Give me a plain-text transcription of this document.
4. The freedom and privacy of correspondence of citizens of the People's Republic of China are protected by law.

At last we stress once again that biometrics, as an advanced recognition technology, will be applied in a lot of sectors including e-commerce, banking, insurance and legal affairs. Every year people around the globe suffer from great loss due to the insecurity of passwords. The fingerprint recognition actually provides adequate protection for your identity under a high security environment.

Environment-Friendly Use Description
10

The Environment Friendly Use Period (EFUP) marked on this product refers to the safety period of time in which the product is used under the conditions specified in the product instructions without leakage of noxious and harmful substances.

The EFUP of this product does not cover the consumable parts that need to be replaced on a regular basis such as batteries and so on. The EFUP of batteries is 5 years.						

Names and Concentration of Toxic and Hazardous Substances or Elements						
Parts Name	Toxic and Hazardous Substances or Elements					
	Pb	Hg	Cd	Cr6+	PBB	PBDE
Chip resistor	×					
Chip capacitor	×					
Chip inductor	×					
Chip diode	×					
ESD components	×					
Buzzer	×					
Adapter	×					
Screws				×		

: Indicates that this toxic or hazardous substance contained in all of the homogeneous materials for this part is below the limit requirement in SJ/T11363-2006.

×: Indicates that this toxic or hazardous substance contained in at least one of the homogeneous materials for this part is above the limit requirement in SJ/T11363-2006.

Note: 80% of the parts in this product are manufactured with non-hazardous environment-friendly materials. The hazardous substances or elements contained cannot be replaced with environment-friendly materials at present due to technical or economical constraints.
****************************************
### Objective
Leave out every line without the string "replaced" and copy the rest.

### Output
The EFUP of this product does not cover the consumable parts that need to be replaced on a regular basis such as batteries and so on. The EFUP of batteries is 5 years.						
Note: 80% of the parts in this product are manufactured with non-hazardous environment-friendly materials. The hazardous substances or elements contained cannot be replaced with environment-friendly materials at present due to technical or economical constraints.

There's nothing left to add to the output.